-- TASK STATEMENT --
Return a copy of every line in the records that includes the word "Normal".

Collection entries
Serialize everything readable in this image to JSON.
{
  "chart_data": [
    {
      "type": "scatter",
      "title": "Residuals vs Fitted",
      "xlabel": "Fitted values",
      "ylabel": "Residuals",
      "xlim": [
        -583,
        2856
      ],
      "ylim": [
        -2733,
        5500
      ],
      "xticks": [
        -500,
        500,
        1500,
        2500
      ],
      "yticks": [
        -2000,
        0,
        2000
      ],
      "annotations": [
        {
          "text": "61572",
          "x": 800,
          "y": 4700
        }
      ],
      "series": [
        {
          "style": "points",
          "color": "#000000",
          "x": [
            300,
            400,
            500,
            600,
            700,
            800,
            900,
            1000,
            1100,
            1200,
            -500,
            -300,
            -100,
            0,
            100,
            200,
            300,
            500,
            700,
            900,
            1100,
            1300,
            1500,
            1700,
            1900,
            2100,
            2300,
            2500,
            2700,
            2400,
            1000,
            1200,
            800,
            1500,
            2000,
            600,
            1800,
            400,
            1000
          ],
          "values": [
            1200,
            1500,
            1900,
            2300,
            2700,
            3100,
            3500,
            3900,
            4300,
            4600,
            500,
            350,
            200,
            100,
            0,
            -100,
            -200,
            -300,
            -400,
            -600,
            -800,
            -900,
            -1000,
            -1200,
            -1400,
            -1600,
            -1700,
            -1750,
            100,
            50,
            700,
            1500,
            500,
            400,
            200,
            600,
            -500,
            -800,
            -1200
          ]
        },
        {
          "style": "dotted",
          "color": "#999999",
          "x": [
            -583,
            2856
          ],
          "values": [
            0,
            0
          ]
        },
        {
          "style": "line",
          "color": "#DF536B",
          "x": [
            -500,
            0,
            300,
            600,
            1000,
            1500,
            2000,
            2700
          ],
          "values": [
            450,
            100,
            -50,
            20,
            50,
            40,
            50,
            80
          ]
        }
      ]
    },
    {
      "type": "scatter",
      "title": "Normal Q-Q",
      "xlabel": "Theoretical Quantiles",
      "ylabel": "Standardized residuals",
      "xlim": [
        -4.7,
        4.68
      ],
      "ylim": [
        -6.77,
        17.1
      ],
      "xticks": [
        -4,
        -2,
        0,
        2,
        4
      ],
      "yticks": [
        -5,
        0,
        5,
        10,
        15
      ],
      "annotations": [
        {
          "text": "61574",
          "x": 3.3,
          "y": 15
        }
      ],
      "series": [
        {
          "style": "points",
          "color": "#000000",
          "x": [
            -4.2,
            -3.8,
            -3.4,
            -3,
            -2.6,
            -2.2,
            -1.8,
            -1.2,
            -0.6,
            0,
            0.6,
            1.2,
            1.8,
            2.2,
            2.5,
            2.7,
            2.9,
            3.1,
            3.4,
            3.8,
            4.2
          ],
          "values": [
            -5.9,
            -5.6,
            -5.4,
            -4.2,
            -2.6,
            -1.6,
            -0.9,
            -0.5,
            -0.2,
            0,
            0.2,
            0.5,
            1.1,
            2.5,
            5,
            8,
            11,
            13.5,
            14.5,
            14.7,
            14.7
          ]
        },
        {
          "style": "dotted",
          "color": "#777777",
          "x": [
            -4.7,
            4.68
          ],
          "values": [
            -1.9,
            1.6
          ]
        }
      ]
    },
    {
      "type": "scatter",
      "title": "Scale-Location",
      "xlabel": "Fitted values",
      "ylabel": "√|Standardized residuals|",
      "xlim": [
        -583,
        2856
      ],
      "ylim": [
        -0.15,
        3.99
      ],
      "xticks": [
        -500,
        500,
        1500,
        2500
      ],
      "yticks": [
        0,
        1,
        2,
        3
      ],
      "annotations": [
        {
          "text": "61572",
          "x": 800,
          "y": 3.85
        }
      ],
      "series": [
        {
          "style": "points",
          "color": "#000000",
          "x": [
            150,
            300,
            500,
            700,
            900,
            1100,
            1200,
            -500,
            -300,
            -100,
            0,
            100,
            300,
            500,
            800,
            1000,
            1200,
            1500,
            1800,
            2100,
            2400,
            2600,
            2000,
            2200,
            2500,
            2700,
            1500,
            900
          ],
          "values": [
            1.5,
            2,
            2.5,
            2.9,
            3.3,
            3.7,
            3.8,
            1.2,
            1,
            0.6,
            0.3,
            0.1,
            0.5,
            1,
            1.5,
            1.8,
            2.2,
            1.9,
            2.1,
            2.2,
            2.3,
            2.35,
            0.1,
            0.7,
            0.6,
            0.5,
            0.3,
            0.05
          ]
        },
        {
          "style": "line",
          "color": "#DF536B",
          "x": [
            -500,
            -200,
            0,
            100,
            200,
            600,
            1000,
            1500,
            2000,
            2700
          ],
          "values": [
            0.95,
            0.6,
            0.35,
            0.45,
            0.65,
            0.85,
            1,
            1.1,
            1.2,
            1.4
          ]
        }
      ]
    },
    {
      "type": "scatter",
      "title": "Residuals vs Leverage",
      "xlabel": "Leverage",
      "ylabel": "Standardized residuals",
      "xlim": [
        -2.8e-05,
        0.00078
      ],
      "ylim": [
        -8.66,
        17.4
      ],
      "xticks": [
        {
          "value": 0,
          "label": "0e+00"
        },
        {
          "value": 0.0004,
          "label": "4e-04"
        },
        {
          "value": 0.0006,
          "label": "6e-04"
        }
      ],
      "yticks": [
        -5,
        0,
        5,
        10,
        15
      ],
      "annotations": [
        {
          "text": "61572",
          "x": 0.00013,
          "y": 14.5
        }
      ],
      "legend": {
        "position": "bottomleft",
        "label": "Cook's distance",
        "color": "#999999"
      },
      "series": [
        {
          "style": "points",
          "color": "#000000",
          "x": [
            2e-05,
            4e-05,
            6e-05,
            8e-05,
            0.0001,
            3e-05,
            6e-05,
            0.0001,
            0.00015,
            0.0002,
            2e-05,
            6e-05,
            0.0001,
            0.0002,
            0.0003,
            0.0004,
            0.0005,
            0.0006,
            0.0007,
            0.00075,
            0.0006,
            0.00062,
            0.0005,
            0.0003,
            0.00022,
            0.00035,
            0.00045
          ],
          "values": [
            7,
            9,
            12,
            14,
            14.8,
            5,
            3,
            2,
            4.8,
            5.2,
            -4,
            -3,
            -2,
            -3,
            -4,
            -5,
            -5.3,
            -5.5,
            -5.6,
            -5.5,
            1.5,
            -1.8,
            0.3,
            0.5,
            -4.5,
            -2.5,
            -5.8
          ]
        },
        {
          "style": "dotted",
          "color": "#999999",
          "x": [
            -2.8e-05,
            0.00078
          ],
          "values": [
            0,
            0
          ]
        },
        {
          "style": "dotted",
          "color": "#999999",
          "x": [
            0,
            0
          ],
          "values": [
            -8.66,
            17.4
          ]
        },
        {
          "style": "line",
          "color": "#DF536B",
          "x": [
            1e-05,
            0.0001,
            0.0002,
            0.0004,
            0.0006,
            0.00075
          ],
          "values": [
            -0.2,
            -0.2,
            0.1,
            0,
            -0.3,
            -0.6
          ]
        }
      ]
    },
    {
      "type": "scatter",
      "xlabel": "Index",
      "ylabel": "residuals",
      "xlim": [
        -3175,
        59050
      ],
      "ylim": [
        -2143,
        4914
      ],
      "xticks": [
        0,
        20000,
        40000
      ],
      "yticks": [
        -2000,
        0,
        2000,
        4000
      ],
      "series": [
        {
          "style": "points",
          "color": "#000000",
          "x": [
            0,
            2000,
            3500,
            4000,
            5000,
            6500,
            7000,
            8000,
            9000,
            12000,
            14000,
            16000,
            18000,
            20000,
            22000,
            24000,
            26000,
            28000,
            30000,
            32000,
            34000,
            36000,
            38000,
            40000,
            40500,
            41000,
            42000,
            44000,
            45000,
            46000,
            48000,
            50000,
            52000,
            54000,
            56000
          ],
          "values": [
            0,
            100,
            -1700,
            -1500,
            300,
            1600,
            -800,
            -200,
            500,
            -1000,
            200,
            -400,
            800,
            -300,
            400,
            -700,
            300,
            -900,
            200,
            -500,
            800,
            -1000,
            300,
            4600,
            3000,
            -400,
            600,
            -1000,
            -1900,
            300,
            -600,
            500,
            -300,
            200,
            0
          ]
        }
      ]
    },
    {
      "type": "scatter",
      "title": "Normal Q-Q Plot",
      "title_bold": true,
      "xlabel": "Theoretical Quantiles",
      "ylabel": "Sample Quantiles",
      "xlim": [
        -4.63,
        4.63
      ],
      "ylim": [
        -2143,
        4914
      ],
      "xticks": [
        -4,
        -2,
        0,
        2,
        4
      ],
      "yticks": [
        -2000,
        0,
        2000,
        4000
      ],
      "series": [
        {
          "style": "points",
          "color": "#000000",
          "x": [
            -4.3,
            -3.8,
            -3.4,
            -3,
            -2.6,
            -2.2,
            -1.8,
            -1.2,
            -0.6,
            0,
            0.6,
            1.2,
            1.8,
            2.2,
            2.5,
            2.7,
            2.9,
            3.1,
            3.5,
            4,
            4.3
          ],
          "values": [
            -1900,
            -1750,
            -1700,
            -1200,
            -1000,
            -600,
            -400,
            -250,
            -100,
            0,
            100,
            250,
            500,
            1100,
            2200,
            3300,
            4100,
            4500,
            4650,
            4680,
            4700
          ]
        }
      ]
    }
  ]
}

-- EXERCISE OUTPUT --
      "title": "Normal Q-Q",
      "title": "Normal Q-Q Plot",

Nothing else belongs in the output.